_Exercise task_. Find each line containing the string "avez". Copy it.

_Record excerpts_.
────
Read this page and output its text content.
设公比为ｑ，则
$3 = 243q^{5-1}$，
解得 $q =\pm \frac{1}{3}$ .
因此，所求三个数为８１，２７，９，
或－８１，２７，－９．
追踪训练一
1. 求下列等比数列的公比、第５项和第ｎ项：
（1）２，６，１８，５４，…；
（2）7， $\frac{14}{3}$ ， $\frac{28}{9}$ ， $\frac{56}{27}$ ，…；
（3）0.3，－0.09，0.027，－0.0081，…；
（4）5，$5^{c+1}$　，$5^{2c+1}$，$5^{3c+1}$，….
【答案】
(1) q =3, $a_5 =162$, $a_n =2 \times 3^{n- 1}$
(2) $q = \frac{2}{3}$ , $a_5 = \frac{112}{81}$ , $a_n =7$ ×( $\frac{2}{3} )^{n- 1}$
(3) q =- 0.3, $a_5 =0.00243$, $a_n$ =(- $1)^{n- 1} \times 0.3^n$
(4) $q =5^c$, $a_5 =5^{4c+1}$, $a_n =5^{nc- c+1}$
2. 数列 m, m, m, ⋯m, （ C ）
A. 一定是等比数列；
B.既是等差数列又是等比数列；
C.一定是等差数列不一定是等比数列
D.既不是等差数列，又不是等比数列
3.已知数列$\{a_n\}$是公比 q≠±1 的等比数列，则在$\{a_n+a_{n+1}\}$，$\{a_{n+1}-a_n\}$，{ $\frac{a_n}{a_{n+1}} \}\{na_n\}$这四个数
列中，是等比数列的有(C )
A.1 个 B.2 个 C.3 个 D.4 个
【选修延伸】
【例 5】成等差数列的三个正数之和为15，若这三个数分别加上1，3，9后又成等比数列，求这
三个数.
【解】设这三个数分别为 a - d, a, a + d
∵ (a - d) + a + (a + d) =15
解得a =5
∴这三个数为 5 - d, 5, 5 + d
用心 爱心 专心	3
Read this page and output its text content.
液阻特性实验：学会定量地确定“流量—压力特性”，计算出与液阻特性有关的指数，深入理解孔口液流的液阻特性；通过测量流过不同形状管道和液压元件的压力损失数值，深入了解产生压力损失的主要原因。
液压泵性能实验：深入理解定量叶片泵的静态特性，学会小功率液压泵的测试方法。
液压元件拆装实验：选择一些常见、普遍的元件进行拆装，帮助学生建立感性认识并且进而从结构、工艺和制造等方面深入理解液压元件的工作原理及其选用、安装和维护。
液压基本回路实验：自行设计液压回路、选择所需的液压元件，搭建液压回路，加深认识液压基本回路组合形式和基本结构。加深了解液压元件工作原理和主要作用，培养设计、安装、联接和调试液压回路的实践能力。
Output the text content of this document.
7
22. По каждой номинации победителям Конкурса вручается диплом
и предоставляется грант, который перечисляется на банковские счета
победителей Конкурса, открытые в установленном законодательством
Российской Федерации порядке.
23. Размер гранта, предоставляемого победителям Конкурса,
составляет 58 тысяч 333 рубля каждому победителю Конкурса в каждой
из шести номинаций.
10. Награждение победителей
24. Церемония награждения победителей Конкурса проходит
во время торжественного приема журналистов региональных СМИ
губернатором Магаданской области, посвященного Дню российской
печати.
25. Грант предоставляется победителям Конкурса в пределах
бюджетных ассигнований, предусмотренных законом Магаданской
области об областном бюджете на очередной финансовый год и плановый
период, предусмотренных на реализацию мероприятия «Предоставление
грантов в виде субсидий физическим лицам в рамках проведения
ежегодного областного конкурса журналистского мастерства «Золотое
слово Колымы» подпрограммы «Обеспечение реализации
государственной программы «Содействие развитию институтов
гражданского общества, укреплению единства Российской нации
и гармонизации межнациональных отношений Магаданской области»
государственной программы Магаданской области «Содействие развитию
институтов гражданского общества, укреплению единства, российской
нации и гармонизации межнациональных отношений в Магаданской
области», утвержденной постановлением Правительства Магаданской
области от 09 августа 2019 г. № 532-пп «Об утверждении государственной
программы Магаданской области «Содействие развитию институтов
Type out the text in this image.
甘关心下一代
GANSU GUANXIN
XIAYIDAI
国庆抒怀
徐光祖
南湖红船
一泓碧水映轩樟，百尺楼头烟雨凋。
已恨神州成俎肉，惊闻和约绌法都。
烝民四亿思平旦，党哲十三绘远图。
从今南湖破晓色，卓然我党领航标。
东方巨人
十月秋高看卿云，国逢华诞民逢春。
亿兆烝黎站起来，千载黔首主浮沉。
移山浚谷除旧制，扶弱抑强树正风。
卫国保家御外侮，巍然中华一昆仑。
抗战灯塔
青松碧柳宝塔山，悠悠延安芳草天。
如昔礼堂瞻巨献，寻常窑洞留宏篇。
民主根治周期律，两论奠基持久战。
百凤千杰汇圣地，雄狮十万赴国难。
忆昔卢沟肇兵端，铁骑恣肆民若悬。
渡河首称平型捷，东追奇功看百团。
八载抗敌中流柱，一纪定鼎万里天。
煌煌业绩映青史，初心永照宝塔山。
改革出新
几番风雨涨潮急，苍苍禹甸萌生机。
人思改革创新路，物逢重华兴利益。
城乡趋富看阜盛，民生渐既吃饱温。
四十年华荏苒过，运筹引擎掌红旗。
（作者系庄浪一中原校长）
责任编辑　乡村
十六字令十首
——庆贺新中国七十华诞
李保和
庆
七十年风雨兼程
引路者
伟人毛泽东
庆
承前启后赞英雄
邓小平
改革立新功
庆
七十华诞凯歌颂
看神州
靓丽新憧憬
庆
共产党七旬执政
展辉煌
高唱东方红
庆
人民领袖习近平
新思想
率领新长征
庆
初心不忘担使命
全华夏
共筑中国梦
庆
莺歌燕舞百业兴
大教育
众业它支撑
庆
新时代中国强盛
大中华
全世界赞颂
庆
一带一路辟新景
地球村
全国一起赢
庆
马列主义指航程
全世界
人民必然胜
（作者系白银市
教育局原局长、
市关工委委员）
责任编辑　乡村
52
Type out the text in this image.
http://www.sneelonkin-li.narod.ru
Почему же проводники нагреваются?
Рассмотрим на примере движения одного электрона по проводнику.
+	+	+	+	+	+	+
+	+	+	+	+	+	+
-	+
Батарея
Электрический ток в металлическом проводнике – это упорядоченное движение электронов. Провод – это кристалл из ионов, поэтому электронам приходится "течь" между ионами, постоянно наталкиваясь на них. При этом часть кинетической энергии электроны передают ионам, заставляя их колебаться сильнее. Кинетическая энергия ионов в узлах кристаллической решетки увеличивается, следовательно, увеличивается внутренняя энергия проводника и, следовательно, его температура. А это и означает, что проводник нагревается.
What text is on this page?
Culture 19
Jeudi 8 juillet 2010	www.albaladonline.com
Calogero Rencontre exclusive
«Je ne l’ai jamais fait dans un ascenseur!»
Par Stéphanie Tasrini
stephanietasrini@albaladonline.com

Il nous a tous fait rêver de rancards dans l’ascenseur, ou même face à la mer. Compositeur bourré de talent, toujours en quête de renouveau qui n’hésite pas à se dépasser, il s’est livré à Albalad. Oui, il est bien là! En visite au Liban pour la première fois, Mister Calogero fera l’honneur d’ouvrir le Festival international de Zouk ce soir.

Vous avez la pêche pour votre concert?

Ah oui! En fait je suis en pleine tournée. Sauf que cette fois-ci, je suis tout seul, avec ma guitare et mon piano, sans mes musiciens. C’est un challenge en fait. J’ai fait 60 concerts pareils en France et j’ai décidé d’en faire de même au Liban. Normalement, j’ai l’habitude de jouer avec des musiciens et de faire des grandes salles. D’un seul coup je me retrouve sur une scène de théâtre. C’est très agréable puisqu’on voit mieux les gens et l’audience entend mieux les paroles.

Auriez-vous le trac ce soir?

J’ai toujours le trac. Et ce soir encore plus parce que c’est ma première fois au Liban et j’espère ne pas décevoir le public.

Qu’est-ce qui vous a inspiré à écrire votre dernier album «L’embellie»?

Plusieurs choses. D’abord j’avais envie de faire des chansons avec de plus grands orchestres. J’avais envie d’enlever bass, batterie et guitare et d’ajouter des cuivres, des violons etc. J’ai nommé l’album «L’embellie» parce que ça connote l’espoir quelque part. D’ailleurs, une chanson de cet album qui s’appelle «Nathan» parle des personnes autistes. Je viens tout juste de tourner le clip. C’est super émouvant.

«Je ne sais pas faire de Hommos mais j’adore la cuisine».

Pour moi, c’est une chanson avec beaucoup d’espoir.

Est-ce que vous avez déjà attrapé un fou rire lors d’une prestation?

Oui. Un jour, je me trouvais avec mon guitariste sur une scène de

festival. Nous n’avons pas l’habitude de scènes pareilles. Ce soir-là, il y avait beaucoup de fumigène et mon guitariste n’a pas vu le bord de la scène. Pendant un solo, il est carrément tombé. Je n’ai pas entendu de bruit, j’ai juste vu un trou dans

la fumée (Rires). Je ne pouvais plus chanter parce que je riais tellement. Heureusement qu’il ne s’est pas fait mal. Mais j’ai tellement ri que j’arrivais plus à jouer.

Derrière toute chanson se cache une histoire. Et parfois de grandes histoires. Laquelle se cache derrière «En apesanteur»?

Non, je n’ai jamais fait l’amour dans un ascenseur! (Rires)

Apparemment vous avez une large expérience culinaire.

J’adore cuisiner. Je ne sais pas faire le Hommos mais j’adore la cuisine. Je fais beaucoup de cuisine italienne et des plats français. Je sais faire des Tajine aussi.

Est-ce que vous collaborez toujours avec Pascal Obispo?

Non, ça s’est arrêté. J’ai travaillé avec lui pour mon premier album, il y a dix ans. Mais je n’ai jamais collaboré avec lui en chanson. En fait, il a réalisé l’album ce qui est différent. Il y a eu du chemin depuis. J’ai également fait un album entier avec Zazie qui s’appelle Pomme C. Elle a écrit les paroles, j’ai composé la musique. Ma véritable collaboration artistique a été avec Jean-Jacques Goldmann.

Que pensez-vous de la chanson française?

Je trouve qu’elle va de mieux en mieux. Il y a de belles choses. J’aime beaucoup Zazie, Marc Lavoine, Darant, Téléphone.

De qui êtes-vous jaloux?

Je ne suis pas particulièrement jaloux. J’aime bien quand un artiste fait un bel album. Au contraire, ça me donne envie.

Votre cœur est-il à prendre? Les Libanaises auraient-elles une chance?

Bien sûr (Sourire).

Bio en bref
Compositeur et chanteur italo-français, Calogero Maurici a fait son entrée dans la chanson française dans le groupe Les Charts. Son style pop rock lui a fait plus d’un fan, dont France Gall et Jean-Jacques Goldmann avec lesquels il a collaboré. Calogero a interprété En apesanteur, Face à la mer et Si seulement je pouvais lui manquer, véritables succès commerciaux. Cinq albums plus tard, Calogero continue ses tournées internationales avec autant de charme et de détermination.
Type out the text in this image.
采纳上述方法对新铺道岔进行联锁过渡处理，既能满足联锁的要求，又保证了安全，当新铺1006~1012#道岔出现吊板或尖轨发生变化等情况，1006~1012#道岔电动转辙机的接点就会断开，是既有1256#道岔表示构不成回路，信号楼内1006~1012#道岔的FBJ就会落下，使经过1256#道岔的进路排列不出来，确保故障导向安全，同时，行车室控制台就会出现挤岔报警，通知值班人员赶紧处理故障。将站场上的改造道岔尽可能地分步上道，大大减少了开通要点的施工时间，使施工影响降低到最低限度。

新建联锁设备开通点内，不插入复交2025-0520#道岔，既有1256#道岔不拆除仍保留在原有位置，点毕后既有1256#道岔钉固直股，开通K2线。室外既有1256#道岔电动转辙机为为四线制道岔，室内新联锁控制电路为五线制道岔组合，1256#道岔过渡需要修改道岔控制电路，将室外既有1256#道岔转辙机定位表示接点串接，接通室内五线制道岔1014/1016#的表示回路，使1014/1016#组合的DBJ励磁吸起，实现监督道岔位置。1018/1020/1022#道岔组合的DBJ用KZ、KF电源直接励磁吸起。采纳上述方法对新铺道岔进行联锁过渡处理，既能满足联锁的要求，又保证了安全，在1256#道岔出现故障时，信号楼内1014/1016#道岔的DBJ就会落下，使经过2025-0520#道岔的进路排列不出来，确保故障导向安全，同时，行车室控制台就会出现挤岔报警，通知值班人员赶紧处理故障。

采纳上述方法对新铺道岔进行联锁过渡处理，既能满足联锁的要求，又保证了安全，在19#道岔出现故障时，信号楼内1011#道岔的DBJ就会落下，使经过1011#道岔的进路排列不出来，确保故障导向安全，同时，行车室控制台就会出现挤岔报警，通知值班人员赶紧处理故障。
────
_Task output_.
Vous avez la pêche pour votre concert?
Est-ce que vous avez déjà attrapé un fou rire lors d’une prestation?
Apparemment vous avez une large expérience culinaire.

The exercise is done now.